Job ▸ Filter this material down to the lines that hold "name", copying each one.

(A run of records)

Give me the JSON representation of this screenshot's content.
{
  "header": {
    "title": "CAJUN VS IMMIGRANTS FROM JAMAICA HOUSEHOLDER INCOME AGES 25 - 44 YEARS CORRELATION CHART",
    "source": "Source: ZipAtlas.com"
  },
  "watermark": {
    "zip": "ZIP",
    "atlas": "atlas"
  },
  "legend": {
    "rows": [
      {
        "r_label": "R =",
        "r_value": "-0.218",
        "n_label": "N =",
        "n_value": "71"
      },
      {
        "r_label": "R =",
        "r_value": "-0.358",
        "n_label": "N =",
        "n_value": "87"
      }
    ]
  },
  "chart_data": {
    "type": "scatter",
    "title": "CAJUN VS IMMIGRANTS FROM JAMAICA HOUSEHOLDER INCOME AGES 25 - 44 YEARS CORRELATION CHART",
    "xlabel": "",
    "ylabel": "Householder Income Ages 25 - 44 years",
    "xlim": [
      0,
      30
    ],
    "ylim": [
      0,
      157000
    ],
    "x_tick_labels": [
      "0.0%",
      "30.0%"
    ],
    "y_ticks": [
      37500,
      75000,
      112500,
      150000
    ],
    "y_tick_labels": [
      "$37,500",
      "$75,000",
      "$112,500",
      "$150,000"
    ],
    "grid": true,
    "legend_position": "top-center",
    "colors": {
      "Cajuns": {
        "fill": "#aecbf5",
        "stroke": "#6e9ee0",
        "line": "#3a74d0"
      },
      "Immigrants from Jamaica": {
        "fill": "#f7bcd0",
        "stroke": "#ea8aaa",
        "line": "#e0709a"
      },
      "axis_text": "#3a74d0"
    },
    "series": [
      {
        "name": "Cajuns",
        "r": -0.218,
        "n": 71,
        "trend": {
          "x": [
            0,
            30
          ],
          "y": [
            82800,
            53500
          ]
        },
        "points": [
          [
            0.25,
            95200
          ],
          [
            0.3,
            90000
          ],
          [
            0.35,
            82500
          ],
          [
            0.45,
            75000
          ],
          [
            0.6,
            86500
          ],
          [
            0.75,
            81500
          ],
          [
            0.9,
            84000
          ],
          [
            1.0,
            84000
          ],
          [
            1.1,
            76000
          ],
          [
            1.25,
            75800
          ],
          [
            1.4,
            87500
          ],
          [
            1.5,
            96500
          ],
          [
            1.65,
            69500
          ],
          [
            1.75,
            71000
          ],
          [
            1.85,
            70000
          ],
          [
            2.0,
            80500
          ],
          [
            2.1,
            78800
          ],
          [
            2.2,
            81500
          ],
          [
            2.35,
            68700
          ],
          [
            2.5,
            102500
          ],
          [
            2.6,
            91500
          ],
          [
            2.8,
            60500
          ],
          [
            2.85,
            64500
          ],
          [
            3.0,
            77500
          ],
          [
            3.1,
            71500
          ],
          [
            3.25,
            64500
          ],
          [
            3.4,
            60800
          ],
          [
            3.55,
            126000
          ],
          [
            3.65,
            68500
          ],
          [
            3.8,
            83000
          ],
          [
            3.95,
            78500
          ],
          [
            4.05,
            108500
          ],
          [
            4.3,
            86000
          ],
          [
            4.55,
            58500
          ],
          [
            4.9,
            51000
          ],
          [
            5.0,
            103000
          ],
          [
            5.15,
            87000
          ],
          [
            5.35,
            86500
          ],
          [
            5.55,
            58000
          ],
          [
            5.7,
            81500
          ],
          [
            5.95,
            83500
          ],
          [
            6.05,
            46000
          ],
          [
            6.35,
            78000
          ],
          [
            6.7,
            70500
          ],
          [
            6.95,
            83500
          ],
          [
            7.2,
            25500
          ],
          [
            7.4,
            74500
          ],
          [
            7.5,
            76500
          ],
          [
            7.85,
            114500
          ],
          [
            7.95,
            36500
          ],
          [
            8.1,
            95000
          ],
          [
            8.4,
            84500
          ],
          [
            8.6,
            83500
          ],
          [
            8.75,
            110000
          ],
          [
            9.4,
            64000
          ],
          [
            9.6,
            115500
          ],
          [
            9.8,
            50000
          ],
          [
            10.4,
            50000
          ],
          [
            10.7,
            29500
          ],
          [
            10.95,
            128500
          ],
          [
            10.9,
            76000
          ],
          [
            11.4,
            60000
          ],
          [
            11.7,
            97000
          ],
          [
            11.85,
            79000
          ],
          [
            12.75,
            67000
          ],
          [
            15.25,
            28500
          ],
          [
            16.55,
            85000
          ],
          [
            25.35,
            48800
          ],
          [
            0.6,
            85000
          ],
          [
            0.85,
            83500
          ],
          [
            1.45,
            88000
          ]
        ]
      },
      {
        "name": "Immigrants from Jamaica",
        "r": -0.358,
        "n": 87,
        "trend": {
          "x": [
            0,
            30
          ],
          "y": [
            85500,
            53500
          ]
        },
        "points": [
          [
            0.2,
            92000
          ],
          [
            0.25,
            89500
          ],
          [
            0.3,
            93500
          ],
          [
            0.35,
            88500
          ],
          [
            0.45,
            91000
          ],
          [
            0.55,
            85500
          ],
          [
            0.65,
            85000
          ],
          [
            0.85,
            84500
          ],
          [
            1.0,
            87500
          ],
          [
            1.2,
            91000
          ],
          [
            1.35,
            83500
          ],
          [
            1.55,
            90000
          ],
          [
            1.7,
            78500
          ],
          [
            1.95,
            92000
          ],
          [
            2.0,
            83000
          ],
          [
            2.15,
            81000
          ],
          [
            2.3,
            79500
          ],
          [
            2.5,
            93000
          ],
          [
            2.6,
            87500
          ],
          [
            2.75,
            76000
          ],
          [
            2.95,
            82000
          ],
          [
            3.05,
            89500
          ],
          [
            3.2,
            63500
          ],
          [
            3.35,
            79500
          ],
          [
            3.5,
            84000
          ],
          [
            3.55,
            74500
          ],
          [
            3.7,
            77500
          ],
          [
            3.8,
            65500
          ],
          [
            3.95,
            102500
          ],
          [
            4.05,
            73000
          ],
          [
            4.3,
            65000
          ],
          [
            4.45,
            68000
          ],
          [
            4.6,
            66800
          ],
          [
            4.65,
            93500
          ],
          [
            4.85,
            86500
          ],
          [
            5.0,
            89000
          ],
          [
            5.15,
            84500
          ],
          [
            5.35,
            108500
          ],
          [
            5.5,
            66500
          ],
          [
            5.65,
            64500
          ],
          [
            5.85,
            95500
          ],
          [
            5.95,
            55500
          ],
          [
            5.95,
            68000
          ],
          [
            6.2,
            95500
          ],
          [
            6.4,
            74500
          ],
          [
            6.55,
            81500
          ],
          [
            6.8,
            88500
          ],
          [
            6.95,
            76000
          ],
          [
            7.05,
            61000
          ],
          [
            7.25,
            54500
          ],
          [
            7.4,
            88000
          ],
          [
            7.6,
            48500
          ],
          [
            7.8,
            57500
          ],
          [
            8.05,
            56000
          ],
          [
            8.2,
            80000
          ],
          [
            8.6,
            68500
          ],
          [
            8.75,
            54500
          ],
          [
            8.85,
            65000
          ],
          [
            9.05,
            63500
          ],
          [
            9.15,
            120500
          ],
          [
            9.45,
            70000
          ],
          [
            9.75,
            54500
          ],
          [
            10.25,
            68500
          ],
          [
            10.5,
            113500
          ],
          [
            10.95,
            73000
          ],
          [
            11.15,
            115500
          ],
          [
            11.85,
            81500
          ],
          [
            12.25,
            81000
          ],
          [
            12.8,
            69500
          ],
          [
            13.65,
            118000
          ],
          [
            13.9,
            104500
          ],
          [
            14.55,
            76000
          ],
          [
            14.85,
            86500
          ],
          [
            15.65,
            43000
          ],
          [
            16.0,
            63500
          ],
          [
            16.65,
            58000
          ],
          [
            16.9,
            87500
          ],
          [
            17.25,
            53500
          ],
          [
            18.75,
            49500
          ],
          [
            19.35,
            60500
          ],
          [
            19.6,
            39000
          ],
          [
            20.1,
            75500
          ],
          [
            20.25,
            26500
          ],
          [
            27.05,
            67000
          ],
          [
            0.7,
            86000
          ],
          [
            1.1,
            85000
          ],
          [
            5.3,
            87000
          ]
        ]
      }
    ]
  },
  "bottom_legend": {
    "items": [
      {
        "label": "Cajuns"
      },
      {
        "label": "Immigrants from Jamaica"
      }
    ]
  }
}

Result of this exercise ▸
        "name": "Cajuns",
        "name": "Immigrants from Jamaica",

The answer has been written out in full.